[start DATA FOR PROCESSING]

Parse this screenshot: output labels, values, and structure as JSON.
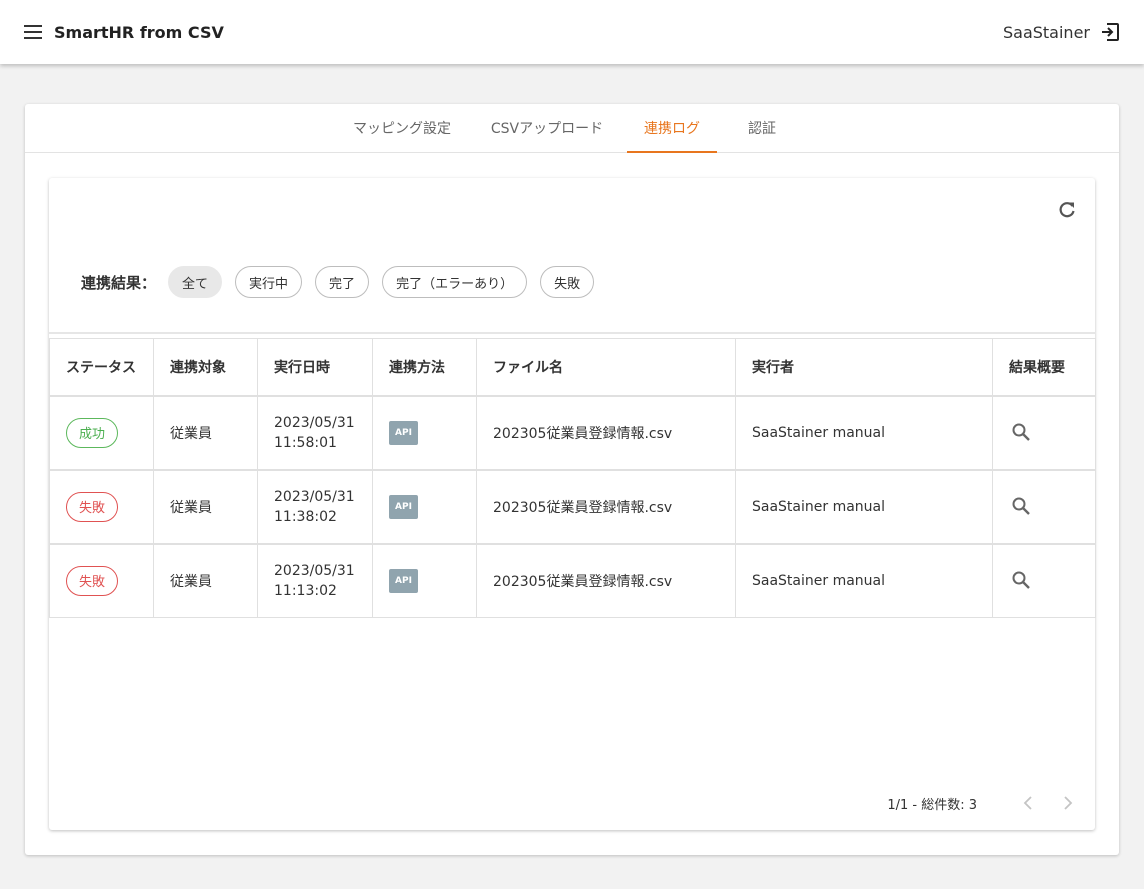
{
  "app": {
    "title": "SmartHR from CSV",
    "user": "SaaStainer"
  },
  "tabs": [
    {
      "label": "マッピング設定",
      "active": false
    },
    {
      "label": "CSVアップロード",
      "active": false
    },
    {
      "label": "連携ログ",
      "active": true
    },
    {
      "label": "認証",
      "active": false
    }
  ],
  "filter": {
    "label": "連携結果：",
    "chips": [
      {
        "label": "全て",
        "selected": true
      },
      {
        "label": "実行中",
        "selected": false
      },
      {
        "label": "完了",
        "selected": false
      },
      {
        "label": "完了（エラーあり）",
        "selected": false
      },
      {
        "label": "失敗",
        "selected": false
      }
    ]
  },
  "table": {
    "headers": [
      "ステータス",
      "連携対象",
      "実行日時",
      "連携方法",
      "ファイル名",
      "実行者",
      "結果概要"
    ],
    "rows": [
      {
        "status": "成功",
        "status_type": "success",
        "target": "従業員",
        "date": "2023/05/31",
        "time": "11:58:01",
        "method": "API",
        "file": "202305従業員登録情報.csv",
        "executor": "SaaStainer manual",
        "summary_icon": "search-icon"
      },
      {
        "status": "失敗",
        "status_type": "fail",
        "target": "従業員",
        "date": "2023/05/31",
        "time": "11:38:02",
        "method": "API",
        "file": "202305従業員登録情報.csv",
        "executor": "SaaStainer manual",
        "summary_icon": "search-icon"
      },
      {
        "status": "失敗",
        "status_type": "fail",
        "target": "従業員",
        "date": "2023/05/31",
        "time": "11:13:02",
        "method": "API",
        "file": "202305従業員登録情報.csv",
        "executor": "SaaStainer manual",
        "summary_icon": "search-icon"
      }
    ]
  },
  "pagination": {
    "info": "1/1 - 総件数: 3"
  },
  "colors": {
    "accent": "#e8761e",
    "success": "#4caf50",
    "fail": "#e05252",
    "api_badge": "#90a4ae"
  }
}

[end DATA FOR PROCESSING]
[start DATA FOR PROCESSING]

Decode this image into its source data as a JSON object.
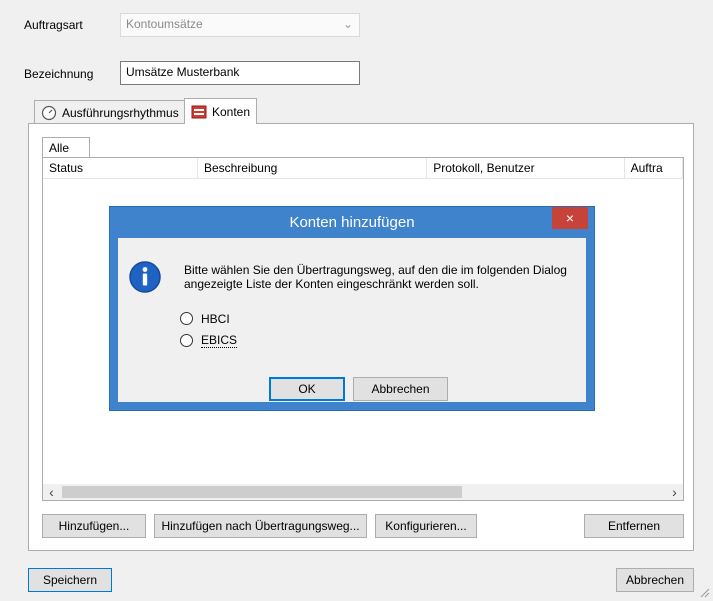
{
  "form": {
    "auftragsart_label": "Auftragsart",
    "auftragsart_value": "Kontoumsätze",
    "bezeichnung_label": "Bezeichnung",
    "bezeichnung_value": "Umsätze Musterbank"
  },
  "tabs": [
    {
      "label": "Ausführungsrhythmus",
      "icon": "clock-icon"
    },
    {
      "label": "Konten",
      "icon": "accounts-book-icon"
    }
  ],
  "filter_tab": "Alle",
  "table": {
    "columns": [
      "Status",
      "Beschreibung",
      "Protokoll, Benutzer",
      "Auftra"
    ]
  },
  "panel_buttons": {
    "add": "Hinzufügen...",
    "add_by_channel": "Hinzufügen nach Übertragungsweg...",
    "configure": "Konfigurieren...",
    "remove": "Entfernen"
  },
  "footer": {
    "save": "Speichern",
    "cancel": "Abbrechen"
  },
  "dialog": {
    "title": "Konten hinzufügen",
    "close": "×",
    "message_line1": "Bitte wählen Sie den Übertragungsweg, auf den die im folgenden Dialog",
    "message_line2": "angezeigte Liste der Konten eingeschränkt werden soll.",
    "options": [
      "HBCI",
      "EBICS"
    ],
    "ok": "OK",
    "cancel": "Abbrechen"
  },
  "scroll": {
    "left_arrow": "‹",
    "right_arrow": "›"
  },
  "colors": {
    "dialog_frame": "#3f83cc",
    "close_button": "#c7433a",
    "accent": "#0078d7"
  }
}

[end DATA FOR PROCESSING]
[start DATA FOR PROCESSING]

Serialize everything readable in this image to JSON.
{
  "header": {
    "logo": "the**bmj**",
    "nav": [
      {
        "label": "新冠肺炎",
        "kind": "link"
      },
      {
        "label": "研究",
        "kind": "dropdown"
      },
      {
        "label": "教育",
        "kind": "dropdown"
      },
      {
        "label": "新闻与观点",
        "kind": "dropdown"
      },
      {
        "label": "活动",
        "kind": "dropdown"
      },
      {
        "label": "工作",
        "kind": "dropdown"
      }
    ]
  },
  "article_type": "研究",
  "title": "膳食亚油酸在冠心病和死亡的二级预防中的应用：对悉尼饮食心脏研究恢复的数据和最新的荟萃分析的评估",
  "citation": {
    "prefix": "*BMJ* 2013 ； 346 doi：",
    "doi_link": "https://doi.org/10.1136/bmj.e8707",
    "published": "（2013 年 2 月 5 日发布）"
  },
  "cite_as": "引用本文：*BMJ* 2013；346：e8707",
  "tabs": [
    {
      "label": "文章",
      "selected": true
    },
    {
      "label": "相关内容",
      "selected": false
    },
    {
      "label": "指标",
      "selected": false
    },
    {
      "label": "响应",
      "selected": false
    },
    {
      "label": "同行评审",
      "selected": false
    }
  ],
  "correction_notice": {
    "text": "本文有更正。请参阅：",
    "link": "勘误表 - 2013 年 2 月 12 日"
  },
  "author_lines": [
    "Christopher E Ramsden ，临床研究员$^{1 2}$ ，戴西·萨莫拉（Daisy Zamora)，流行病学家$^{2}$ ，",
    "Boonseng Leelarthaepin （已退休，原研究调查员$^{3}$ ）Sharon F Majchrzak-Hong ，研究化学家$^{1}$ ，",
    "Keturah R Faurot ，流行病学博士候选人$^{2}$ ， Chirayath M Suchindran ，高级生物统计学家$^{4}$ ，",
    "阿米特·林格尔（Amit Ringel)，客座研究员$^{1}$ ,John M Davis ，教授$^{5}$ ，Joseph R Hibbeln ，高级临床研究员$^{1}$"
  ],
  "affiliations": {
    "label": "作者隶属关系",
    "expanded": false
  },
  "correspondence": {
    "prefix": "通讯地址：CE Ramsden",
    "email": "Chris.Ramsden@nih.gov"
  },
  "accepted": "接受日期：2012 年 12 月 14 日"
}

[end DATA FOR PROCESSING]

### [PROBLEM TO WORK ON]
Search the lines above for the string "image" and copy each line that has it.

### [TASK ANSWER]
Decode this image into its source data as a JSON object.
Serialize everything readable in this image to JSON.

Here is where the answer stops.